Reproduce each of the lines word for word.

*-*-*

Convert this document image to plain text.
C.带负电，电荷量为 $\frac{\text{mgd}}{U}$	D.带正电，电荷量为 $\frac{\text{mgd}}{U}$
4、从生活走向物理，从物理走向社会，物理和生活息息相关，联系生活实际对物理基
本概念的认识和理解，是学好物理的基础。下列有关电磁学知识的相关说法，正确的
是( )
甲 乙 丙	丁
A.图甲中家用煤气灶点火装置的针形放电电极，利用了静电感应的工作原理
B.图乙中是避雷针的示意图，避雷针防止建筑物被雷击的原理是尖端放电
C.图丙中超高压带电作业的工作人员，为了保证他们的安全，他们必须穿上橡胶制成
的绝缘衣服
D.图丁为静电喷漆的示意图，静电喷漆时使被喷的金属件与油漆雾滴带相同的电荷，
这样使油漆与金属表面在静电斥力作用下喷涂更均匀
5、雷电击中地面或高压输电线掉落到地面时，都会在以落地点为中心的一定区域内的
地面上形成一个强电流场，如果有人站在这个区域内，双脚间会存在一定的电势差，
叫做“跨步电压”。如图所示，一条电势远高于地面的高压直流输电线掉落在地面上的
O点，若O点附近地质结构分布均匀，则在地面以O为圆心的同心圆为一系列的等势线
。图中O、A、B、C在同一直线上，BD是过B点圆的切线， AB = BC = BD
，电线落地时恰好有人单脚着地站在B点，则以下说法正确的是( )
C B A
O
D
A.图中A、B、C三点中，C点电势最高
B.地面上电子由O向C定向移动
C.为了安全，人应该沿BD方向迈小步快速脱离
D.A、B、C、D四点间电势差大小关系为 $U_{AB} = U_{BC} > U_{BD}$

*-*-*

▶ _Correct output_:
Convert this document image to plain text.
C.带负电，电荷量为 $\frac{\text{mgd}}{U}$	D.带正电，电荷量为 $\frac{\text{mgd}}{U}$
4、从生活走向物理，从物理走向社会，物理和生活息息相关，联系生活实际对物理基
本概念的认识和理解，是学好物理的基础。下列有关电磁学知识的相关说法，正确的
是( )
甲 乙 丙	丁
A.图甲中家用煤气灶点火装置的针形放电电极，利用了静电感应的工作原理
B.图乙中是避雷针的示意图，避雷针防止建筑物被雷击的原理是尖端放电
C.图丙中超高压带电作业的工作人员，为了保证他们的安全，他们必须穿上橡胶制成
的绝缘衣服
D.图丁为静电喷漆的示意图，静电喷漆时使被喷的金属件与油漆雾滴带相同的电荷，
这样使油漆与金属表面在静电斥力作用下喷涂更均匀
5、雷电击中地面或高压输电线掉落到地面时，都会在以落地点为中心的一定区域内的
地面上形成一个强电流场，如果有人站在这个区域内，双脚间会存在一定的电势差，
叫做“跨步电压”。如图所示，一条电势远高于地面的高压直流输电线掉落在地面上的
O点，若O点附近地质结构分布均匀，则在地面以O为圆心的同心圆为一系列的等势线
。图中O、A、B、C在同一直线上，BD是过B点圆的切线， AB = BC = BD
，电线落地时恰好有人单脚着地站在B点，则以下说法正确的是( )
C B A
O
D
A.图中A、B、C三点中，C点电势最高
B.地面上电子由O向C定向移动
C.为了安全，人应该沿BD方向迈小步快速脱离
D.A、B、C、D四点间电势差大小关系为 $U_{AB} = U_{BC} > U_{BD}$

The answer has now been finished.